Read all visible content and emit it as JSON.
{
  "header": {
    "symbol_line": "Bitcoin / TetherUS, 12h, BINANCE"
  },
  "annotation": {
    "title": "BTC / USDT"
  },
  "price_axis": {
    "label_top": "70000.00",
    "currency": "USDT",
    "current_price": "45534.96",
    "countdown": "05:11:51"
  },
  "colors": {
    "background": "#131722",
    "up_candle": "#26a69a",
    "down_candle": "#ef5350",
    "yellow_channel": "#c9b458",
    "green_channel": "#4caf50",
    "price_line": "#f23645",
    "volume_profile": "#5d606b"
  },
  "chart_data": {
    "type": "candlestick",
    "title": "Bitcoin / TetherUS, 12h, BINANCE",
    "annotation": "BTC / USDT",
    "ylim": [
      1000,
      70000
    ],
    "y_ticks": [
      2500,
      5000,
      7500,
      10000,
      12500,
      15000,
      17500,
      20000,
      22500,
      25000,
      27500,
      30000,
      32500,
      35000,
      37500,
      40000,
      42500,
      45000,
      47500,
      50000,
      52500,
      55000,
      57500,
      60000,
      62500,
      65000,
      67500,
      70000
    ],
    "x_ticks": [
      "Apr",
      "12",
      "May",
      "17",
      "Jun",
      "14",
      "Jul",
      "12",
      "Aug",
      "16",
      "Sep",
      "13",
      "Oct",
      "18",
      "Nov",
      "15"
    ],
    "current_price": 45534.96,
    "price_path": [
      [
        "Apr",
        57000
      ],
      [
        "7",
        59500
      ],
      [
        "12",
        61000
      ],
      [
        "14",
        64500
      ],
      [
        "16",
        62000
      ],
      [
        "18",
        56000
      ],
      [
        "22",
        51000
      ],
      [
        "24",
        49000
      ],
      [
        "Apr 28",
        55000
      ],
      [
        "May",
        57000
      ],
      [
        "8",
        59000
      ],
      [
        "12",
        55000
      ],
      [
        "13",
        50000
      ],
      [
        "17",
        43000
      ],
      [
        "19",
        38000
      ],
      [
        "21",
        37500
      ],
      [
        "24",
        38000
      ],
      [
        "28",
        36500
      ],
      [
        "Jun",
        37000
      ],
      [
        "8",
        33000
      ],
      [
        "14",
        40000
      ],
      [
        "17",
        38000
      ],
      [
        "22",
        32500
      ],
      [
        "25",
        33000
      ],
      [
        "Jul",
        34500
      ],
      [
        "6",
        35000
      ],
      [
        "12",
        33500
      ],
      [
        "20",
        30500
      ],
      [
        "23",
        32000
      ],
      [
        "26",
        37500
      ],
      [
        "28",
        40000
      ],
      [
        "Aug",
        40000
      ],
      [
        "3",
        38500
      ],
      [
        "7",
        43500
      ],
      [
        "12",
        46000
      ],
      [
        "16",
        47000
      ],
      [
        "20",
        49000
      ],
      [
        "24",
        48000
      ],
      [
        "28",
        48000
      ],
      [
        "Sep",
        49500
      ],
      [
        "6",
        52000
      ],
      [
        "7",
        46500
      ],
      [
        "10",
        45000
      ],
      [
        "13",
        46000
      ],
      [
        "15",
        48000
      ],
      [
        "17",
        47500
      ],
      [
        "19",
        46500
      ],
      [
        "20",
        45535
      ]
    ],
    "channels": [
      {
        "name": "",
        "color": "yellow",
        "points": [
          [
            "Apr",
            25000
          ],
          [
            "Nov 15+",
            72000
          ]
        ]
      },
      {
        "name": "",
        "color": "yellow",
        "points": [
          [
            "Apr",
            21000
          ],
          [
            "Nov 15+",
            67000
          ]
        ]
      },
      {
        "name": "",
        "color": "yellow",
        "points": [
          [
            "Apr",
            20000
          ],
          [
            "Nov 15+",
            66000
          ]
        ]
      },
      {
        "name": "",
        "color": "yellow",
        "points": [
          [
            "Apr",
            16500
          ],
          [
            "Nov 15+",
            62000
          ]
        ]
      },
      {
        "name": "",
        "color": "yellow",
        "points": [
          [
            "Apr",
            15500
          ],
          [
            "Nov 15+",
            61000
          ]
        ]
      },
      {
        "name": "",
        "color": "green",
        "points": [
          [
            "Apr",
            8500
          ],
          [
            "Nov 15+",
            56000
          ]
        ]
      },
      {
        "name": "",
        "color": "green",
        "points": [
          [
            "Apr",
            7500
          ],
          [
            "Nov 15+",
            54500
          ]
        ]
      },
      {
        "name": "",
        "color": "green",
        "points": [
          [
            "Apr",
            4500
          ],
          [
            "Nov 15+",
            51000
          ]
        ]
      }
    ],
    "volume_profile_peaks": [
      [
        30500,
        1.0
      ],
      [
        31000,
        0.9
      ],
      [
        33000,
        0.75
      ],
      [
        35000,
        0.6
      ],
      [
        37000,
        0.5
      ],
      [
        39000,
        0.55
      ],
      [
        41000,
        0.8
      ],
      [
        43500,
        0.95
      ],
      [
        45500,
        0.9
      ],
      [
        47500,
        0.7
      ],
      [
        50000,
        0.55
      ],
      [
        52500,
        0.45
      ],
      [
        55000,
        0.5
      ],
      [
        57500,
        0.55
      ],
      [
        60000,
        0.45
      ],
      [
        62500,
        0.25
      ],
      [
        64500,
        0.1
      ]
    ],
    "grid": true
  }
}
══════
→ The task:
Restate each entry exactly, skipping none.

→ Solution:
Read all visible content and emit it as JSON.
{
  "header": {
    "symbol_line": "Bitcoin / TetherUS, 12h, BINANCE"
  },
  "annotation": {
    "title": "BTC / USDT"
  },
  "price_axis": {
    "label_top": "70000.00",
    "currency": "USDT",
    "current_price": "45534.96",
    "countdown": "05:11:51"
  },
  "colors": {
    "background": "#131722",
    "up_candle": "#26a69a",
    "down_candle": "#ef5350",
    "yellow_channel": "#c9b458",
    "green_channel": "#4caf50",
    "price_line": "#f23645",
    "volume_profile": "#5d606b"
  },
  "chart_data": {
    "type": "candlestick",
    "title": "Bitcoin / TetherUS, 12h, BINANCE",
    "annotation": "BTC / USDT",
    "ylim": [
      1000,
      70000
    ],
    "y_ticks": [
      2500,
      5000,
      7500,
      10000,
      12500,
      15000,
      17500,
      20000,
      22500,
      25000,
      27500,
      30000,
      32500,
      35000,
      37500,
      40000,
      42500,
      45000,
      47500,
      50000,
      52500,
      55000,
      57500,
      60000,
      62500,
      65000,
      67500,
      70000
    ],
    "x_ticks": [
      "Apr",
      "12",
      "May",
      "17",
      "Jun",
      "14",
      "Jul",
      "12",
      "Aug",
      "16",
      "Sep",
      "13",
      "Oct",
      "18",
      "Nov",
      "15"
    ],
    "current_price": 45534.96,
    "price_path": [
      [
        "Apr",
        57000
      ],
      [
        "7",
        59500
      ],
      [
        "12",
        61000
      ],
      [
        "14",
        64500
      ],
      [
        "16",
        62000
      ],
      [
        "18",
        56000
      ],
      [
        "22",
        51000
      ],
      [
        "24",
        49000
      ],
      [
        "Apr 28",
        55000
      ],
      [
        "May",
        57000
      ],
      [
        "8",
        59000
      ],
      [
        "12",
        55000
      ],
      [
        "13",
        50000
      ],
      [
        "17",
        43000
      ],
      [
        "19",
        38000
      ],
      [
        "21",
        37500
      ],
      [
        "24",
        38000
      ],
      [
        "28",
        36500
      ],
      [
        "Jun",
        37000
      ],
      [
        "8",
        33000
      ],
      [
        "14",
        40000
      ],
      [
        "17",
        38000
      ],
      [
        "22",
        32500
      ],
      [
        "25",
        33000
      ],
      [
        "Jul",
        34500
      ],
      [
        "6",
        35000
      ],
      [
        "12",
        33500
      ],
      [
        "20",
        30500
      ],
      [
        "23",
        32000
      ],
      [
        "26",
        37500
      ],
      [
        "28",
        40000
      ],
      [
        "Aug",
        40000
      ],
      [
        "3",
        38500
      ],
      [
        "7",
        43500
      ],
      [
        "12",
        46000
      ],
      [
        "16",
        47000
      ],
      [
        "20",
        49000
      ],
      [
        "24",
        48000
      ],
      [
        "28",
        48000
      ],
      [
        "Sep",
        49500
      ],
      [
        "6",
        52000
      ],
      [
        "7",
        46500
      ],
      [
        "10",
        45000
      ],
      [
        "13",
        46000
      ],
      [
        "15",
        48000
      ],
      [
        "17",
        47500
      ],
      [
        "19",
        46500
      ],
      [
        "20",
        45535
      ]
    ],
    "channels": [
      {
        "name": "",
        "color": "yellow",
        "points": [
          [
            "Apr",
            25000
          ],
          [
            "Nov 15+",
            72000
          ]
        ]
      },
      {
        "name": "",
        "color": "yellow",
        "points": [
          [
            "Apr",
            21000
          ],
          [
            "Nov 15+",
            67000
          ]
        ]
      },
      {
        "name": "",
        "color": "yellow",
        "points": [
          [
            "Apr",
            20000
          ],
          [
            "Nov 15+",
            66000
          ]
        ]
      },
      {
        "name": "",
        "color": "yellow",
        "points": [
          [
            "Apr",
            16500
          ],
          [
            "Nov 15+",
            62000
          ]
        ]
      },
      {
        "name": "",
        "color": "yellow",
        "points": [
          [
            "Apr",
            15500
          ],
          [
            "Nov 15+",
            61000
          ]
        ]
      },
      {
        "name": "",
        "color": "green",
        "points": [
          [
            "Apr",
            8500
          ],
          [
            "Nov 15+",
            56000
          ]
        ]
      },
      {
        "name": "",
        "color": "green",
        "points": [
          [
            "Apr",
            7500
          ],
          [
            "Nov 15+",
            54500
          ]
        ]
      },
      {
        "name": "",
        "color": "green",
        "points": [
          [
            "Apr",
            4500
          ],
          [
            "Nov 15+",
            51000
          ]
        ]
      }
    ],
    "volume_profile_peaks": [
      [
        30500,
        1.0
      ],
      [
        31000,
        0.9
      ],
      [
        33000,
        0.75
      ],
      [
        35000,
        0.6
      ],
      [
        37000,
        0.5
      ],
      [
        39000,
        0.55
      ],
      [
        41000,
        0.8
      ],
      [
        43500,
        0.95
      ],
      [
        45500,
        0.9
      ],
      [
        47500,
        0.7
      ],
      [
        50000,
        0.55
      ],
      [
        52500,
        0.45
      ],
      [
        55000,
        0.5
      ],
      [
        57500,
        0.55
      ],
      [
        60000,
        0.45
      ],
      [
        62500,
        0.25
      ],
      [
        64500,
        0.1
      ]
    ],
    "grid": true
  }
}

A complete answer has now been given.